● **YOUR GOAL**:
Search the data below for the word "объектов" and copy each line that holds it.

(Extracted records)
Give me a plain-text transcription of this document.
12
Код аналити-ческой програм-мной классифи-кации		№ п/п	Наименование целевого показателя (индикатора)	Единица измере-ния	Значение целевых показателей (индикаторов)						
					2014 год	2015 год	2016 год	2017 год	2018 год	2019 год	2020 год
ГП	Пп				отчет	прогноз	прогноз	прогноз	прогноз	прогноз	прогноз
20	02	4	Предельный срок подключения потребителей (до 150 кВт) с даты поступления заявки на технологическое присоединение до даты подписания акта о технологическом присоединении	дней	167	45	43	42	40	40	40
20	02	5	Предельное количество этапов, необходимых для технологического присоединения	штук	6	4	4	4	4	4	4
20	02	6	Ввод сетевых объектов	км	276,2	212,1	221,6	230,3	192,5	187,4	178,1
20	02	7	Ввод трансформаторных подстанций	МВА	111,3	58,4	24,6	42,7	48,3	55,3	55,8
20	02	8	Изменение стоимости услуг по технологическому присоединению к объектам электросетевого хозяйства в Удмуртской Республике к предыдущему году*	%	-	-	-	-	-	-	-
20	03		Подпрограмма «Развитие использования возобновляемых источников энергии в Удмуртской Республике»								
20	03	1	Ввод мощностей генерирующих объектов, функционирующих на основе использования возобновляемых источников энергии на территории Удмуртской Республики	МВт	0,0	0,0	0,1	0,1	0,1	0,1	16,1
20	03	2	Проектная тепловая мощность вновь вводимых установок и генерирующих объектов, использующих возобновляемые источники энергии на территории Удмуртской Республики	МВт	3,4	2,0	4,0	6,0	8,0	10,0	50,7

--

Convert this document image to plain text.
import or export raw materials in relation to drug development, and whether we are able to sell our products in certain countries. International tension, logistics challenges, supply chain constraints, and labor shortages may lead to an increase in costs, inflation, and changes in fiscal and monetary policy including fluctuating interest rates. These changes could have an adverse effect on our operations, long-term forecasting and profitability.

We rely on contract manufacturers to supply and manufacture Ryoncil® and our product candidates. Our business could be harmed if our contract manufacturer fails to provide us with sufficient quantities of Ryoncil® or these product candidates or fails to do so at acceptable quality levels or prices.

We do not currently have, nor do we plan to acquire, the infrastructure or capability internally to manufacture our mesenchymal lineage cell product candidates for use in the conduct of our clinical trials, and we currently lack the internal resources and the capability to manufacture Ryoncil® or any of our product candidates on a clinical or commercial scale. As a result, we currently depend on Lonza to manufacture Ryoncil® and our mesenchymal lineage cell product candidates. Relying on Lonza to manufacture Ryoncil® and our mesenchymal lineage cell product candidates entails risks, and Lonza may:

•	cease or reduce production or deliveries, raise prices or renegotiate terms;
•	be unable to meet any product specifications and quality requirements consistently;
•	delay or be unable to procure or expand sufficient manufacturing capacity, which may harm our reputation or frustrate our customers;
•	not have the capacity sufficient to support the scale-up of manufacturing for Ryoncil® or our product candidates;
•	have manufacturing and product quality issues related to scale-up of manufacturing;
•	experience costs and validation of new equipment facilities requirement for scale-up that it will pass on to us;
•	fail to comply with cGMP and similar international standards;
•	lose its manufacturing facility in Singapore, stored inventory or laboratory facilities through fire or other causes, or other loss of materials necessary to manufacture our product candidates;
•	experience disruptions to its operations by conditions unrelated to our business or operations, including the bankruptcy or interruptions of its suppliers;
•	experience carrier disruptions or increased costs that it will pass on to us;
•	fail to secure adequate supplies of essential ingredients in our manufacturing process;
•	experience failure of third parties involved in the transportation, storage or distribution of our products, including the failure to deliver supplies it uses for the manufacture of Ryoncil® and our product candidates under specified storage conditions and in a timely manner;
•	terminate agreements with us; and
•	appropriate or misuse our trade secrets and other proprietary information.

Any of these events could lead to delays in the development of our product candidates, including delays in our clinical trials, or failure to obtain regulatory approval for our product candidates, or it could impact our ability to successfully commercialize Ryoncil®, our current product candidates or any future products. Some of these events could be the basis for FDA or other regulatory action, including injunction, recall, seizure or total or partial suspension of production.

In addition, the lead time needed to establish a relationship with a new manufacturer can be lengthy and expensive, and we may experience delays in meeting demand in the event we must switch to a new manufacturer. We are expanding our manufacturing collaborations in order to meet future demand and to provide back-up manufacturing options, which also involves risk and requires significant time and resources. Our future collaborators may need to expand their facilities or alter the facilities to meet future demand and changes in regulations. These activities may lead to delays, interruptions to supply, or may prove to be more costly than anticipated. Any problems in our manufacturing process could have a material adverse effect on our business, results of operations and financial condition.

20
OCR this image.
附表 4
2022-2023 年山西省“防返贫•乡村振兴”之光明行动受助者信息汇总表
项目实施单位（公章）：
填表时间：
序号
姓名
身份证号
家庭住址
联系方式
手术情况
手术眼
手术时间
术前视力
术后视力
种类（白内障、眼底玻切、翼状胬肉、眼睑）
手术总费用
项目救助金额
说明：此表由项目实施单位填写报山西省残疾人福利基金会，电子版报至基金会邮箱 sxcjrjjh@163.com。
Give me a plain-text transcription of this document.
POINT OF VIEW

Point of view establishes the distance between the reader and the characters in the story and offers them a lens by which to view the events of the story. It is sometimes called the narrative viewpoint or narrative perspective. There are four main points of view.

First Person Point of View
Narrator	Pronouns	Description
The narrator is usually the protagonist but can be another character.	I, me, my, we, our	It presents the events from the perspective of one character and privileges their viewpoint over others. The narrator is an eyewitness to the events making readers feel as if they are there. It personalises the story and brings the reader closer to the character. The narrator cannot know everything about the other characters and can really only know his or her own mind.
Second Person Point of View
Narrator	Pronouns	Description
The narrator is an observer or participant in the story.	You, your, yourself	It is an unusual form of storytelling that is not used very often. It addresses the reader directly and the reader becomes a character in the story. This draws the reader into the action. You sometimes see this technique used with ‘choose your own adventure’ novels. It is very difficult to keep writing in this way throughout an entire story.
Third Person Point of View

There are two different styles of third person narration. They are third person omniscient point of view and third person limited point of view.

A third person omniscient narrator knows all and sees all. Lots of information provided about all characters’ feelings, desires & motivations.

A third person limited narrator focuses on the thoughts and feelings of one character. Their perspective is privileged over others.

--

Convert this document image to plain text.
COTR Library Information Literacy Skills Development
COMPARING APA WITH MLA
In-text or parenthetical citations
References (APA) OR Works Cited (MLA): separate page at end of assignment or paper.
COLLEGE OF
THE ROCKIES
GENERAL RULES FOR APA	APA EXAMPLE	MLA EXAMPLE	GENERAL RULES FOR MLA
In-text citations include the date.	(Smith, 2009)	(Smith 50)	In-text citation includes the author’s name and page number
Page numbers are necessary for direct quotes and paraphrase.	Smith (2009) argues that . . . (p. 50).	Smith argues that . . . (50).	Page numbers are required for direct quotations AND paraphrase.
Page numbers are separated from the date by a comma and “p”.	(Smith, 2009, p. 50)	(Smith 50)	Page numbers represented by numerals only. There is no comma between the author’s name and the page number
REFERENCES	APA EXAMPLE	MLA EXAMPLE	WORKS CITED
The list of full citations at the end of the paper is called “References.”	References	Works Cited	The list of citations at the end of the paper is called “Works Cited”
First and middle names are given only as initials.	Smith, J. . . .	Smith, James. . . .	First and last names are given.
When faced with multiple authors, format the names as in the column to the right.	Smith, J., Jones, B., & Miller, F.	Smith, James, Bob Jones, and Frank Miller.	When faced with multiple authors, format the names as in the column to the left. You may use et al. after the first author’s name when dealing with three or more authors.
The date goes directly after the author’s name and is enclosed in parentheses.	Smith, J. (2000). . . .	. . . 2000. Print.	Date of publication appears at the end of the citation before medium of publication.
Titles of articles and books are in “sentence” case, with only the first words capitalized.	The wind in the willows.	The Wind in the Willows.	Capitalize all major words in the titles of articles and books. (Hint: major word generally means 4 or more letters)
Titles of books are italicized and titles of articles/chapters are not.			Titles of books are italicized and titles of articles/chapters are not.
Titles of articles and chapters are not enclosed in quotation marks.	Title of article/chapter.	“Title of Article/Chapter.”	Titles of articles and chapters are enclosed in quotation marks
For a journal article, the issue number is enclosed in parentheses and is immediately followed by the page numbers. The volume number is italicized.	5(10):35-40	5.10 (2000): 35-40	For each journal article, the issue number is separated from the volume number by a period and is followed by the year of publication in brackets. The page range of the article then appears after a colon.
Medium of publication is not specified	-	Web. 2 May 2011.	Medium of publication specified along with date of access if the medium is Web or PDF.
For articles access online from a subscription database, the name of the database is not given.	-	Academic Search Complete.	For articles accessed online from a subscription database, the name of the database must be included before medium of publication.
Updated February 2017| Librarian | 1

● **OUTPUT FOR THIS EXERCISE**:
20	02	6	Ввод сетевых объектов	км	276,2	212,1	221,6	230,3	192,5	187,4	178,1
20	03	1	Ввод мощностей генерирующих объектов, функционирующих на основе использования возобновляемых источников энергии на территории Удмуртской Республики	МВт	0,0	0,0	0,1	0,1	0,1	0,1	16,1
20	03	2	Проектная тепловая мощность вновь вводимых установок и генерирующих объектов, использующих возобновляемые источники энергии на территории Удмуртской Республики	МВт	3,4	2,0	4,0	6,0	8,0	10,0	50,7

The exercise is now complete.